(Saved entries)
┌──
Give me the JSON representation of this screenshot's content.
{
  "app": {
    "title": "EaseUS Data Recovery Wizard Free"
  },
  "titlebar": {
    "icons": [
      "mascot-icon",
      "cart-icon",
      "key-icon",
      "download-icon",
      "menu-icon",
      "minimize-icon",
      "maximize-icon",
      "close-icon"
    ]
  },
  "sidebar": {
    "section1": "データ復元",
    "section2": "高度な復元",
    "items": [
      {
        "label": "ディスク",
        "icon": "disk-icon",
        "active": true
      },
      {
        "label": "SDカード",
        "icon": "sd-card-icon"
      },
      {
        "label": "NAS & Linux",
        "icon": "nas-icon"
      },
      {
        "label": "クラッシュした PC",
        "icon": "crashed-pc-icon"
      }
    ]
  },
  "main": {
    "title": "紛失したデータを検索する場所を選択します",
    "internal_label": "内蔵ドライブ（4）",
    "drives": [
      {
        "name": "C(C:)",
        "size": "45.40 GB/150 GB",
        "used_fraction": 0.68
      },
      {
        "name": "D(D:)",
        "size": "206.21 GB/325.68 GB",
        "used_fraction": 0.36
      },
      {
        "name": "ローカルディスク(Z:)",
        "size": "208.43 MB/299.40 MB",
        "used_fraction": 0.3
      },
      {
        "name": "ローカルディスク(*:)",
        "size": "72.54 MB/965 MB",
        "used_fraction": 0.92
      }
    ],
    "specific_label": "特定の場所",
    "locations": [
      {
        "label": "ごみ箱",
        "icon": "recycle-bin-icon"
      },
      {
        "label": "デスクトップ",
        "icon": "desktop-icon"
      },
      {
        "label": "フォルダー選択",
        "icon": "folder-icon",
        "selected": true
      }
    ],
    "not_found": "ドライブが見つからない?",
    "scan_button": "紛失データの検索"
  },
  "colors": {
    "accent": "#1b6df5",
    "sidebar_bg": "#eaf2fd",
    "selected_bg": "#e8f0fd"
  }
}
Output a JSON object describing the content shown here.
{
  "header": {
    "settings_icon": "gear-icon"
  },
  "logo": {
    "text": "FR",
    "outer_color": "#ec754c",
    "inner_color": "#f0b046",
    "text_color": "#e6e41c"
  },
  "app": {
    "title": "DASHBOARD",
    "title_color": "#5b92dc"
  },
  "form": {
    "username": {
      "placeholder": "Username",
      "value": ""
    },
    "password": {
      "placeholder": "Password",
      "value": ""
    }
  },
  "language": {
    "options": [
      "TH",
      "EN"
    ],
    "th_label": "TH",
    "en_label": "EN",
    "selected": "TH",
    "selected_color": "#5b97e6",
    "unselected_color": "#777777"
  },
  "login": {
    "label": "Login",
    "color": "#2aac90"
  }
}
└──
* STATED EXERCISE
Retype all of the entries precisely as they are.

* SOLVED EXERCISE
Give me the JSON representation of this screenshot's content.
{
  "app": {
    "title": "EaseUS Data Recovery Wizard Free"
  },
  "titlebar": {
    "icons": [
      "mascot-icon",
      "cart-icon",
      "key-icon",
      "download-icon",
      "menu-icon",
      "minimize-icon",
      "maximize-icon",
      "close-icon"
    ]
  },
  "sidebar": {
    "section1": "データ復元",
    "section2": "高度な復元",
    "items": [
      {
        "label": "ディスク",
        "icon": "disk-icon",
        "active": true
      },
      {
        "label": "SDカード",
        "icon": "sd-card-icon"
      },
      {
        "label": "NAS & Linux",
        "icon": "nas-icon"
      },
      {
        "label": "クラッシュした PC",
        "icon": "crashed-pc-icon"
      }
    ]
  },
  "main": {
    "title": "紛失したデータを検索する場所を選択します",
    "internal_label": "内蔵ドライブ（4）",
    "drives": [
      {
        "name": "C(C:)",
        "size": "45.40 GB/150 GB",
        "used_fraction": 0.68
      },
      {
        "name": "D(D:)",
        "size": "206.21 GB/325.68 GB",
        "used_fraction": 0.36
      },
      {
        "name": "ローカルディスク(Z:)",
        "size": "208.43 MB/299.40 MB",
        "used_fraction": 0.3
      },
      {
        "name": "ローカルディスク(*:)",
        "size": "72.54 MB/965 MB",
        "used_fraction": 0.92
      }
    ],
    "specific_label": "特定の場所",
    "locations": [
      {
        "label": "ごみ箱",
        "icon": "recycle-bin-icon"
      },
      {
        "label": "デスクトップ",
        "icon": "desktop-icon"
      },
      {
        "label": "フォルダー選択",
        "icon": "folder-icon",
        "selected": true
      }
    ],
    "not_found": "ドライブが見つからない?",
    "scan_button": "紛失データの検索"
  },
  "colors": {
    "accent": "#1b6df5",
    "sidebar_bg": "#eaf2fd",
    "selected_bg": "#e8f0fd"
  }
}
Output a JSON object describing the content shown here.
{
  "header": {
    "settings_icon": "gear-icon"
  },
  "logo": {
    "text": "FR",
    "outer_color": "#ec754c",
    "inner_color": "#f0b046",
    "text_color": "#e6e41c"
  },
  "app": {
    "title": "DASHBOARD",
    "title_color": "#5b92dc"
  },
  "form": {
    "username": {
      "placeholder": "Username",
      "value": ""
    },
    "password": {
      "placeholder": "Password",
      "value": ""
    }
  },
  "language": {
    "options": [
      "TH",
      "EN"
    ],
    "th_label": "TH",
    "en_label": "EN",
    "selected": "TH",
    "selected_color": "#5b97e6",
    "unselected_color": "#777777"
  },
  "login": {
    "label": "Login",
    "color": "#2aac90"
  }
}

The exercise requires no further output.